───── Records for this task
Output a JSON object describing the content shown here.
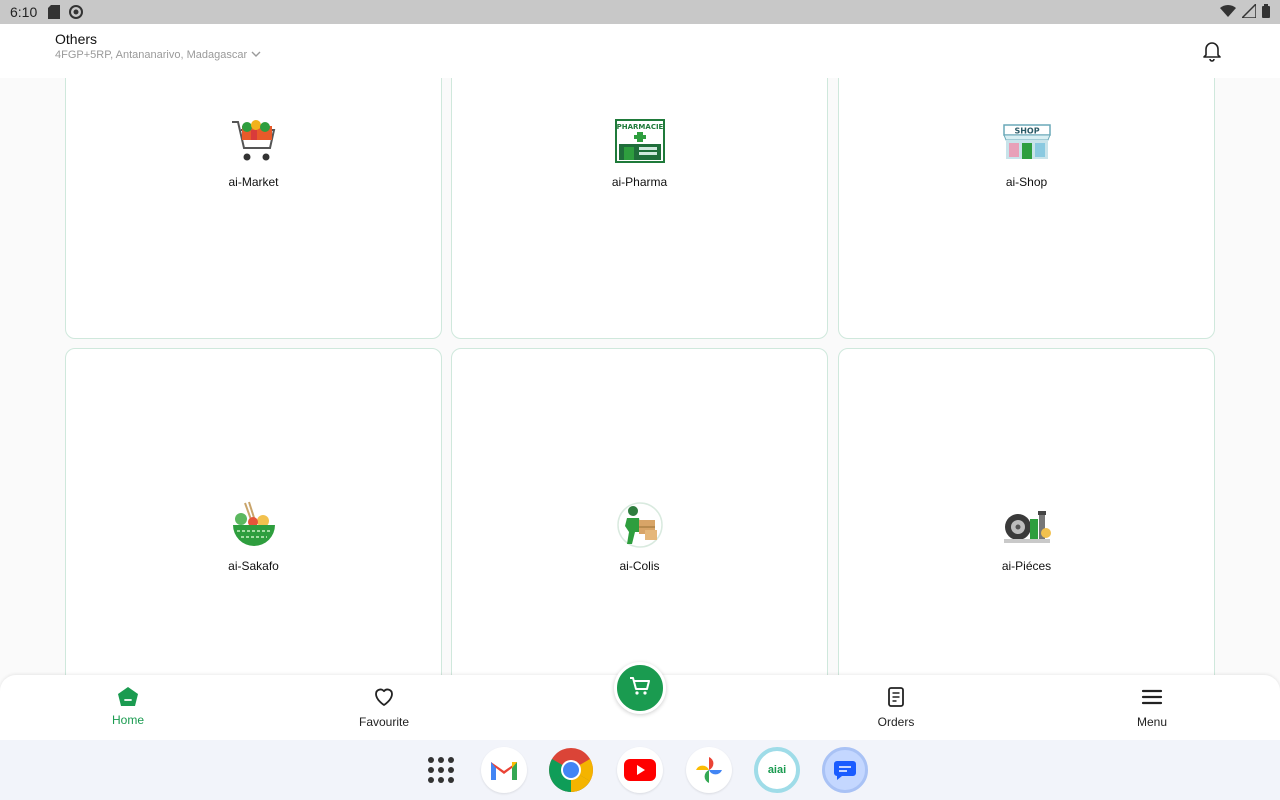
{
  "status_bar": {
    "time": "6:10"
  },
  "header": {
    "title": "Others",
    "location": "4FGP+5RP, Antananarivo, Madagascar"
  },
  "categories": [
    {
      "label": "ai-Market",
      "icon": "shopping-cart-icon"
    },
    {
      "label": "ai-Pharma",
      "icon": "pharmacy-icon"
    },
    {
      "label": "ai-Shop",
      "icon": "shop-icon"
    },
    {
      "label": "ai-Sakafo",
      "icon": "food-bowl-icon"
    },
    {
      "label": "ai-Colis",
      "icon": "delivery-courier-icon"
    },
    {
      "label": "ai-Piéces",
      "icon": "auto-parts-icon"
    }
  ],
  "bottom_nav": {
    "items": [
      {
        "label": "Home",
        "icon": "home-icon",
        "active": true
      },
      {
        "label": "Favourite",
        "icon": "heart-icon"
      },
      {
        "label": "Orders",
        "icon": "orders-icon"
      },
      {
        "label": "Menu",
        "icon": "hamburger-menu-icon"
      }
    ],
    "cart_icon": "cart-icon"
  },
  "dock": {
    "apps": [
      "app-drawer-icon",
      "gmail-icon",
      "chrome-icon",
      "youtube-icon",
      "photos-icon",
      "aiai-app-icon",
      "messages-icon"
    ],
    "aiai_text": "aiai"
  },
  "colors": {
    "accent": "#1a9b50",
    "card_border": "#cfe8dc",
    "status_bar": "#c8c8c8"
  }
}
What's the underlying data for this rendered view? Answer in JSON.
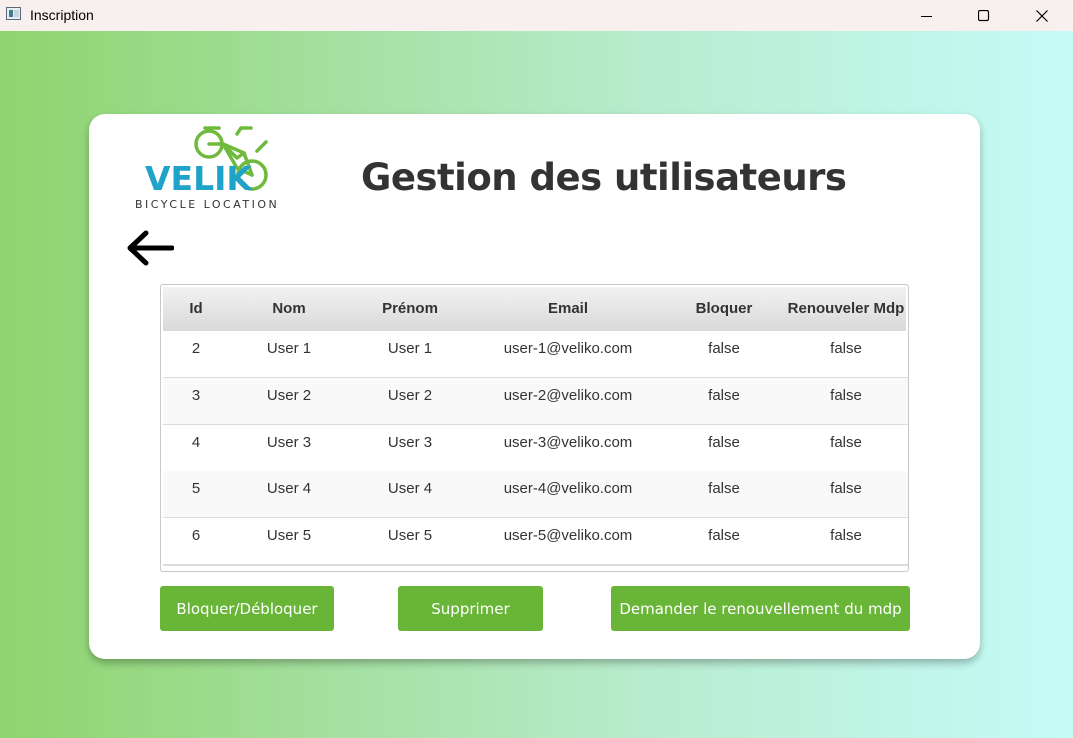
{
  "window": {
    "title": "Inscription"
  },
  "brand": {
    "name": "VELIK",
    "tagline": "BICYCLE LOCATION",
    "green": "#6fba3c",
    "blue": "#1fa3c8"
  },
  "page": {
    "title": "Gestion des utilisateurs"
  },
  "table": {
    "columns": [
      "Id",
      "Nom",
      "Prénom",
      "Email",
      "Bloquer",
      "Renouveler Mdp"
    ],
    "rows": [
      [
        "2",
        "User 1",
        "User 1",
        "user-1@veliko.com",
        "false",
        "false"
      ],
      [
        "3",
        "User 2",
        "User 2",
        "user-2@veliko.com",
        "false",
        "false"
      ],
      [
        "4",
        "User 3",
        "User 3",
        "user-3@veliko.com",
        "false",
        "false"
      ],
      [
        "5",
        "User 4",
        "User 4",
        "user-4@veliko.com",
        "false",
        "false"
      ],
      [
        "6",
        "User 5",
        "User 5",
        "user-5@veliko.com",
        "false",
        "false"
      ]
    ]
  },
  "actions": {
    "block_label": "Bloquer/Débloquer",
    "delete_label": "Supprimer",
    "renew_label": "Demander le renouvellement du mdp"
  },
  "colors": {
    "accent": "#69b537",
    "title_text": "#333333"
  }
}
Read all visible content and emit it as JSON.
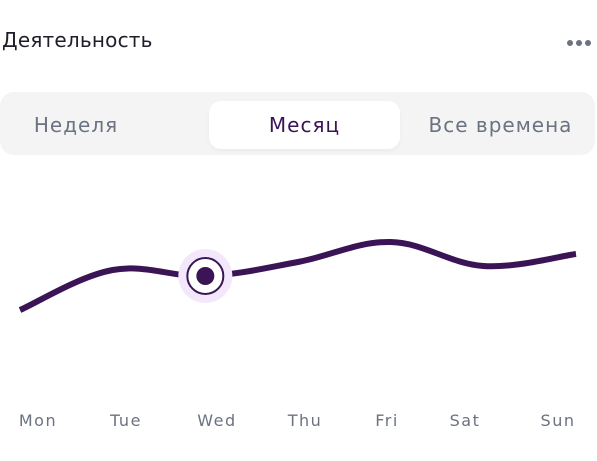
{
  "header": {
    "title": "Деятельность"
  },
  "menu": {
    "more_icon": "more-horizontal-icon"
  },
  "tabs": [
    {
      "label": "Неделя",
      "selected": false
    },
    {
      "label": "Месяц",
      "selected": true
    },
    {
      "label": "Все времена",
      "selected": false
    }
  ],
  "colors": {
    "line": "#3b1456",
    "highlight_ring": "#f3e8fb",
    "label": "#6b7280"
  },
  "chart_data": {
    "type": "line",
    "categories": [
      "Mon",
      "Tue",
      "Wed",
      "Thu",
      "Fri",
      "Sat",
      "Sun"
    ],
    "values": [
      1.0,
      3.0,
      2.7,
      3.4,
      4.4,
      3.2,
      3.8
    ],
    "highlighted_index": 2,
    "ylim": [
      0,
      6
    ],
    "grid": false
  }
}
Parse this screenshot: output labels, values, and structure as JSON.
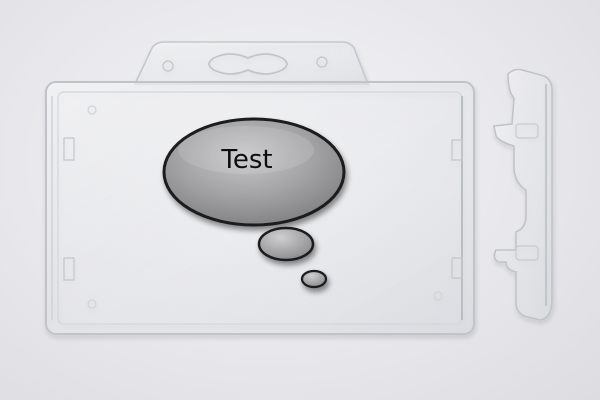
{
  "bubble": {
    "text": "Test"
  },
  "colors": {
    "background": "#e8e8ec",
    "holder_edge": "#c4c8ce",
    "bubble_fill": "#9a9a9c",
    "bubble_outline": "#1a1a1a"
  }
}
──────────
Repeat the records above exactly, leaving out the pictures.

Exercise result:
Output a JSON object describing the content shown here.
{
  "status_bar": {
    "time": "6:10"
  },
  "header": {
    "title": "Others",
    "location": "4FGP+5RP, Antananarivo, Madagascar"
  },
  "categories": [
    {
      "label": "ai-Market",
      "icon": "shopping-cart-icon"
    },
    {
      "label": "ai-Pharma",
      "icon": "pharmacy-icon"
    },
    {
      "label": "ai-Shop",
      "icon": "shop-icon"
    },
    {
      "label": "ai-Sakafo",
      "icon": "food-bowl-icon"
    },
    {
      "label": "ai-Colis",
      "icon": "delivery-courier-icon"
    },
    {
      "label": "ai-Piéces",
      "icon": "auto-parts-icon"
    }
  ],
  "bottom_nav": {
    "items": [
      {
        "label": "Home",
        "icon": "home-icon",
        "active": true
      },
      {
        "label": "Favourite",
        "icon": "heart-icon"
      },
      {
        "label": "Orders",
        "icon": "orders-icon"
      },
      {
        "label": "Menu",
        "icon": "hamburger-menu-icon"
      }
    ],
    "cart_icon": "cart-icon"
  },
  "dock": {
    "apps": [
      "app-drawer-icon",
      "gmail-icon",
      "chrome-icon",
      "youtube-icon",
      "photos-icon",
      "aiai-app-icon",
      "messages-icon"
    ],
    "aiai_text": "aiai"
  },
  "colors": {
    "accent": "#1a9b50",
    "card_border": "#cfe8dc",
    "status_bar": "#c8c8c8"
  }
}
What's the underlying data for this rendered view? Answer in JSON.
{
  "window": {
    "title": "Inscription"
  },
  "brand": {
    "name": "VELIK",
    "tagline": "BICYCLE LOCATION",
    "green": "#6fba3c",
    "blue": "#1fa3c8"
  },
  "page": {
    "title": "Gestion des utilisateurs"
  },
  "table": {
    "columns": [
      "Id",
      "Nom",
      "Prénom",
      "Email",
      "Bloquer",
      "Renouveler Mdp"
    ],
    "rows": [
      [
        "2",
        "User 1",
        "User 1",
        "user-1@veliko.com",
        "false",
        "false"
      ],
      [
        "3",
        "User 2",
        "User 2",
        "user-2@veliko.com",
        "false",
        "false"
      ],
      [
        "4",
        "User 3",
        "User 3",
        "user-3@veliko.com",
        "false",
        "false"
      ],
      [
        "5",
        "User 4",
        "User 4",
        "user-4@veliko.com",
        "false",
        "false"
      ],
      [
        "6",
        "User 5",
        "User 5",
        "user-5@veliko.com",
        "false",
        "false"
      ]
    ]
  },
  "actions": {
    "block_label": "Bloquer/Débloquer",
    "delete_label": "Supprimer",
    "renew_label": "Demander le renouvellement du mdp"
  },
  "colors": {
    "accent": "#69b537",
    "title_text": "#333333"
  }
}
Read all visible content and emit it as JSON.
{
  "header": {
    "title": "Деятельность"
  },
  "menu": {
    "more_icon": "more-horizontal-icon"
  },
  "tabs": [
    {
      "label": "Неделя",
      "selected": false
    },
    {
      "label": "Месяц",
      "selected": true
    },
    {
      "label": "Все времена",
      "selected": false
    }
  ],
  "colors": {
    "line": "#3b1456",
    "highlight_ring": "#f3e8fb",
    "label": "#6b7280"
  },
  "chart_data": {
    "type": "line",
    "categories": [
      "Mon",
      "Tue",
      "Wed",
      "Thu",
      "Fri",
      "Sat",
      "Sun"
    ],
    "values": [
      1.0,
      3.0,
      2.7,
      3.4,
      4.4,
      3.2,
      3.8
    ],
    "highlighted_index": 2,
    "ylim": [
      0,
      6
    ],
    "grid": false
  }
}
Parse this screenshot: output labels, values, and structure as JSON.
{
  "bubble": {
    "text": "Test"
  },
  "colors": {
    "background": "#e8e8ec",
    "holder_edge": "#c4c8ce",
    "bubble_fill": "#9a9a9c",
    "bubble_outline": "#1a1a1a"
  }
}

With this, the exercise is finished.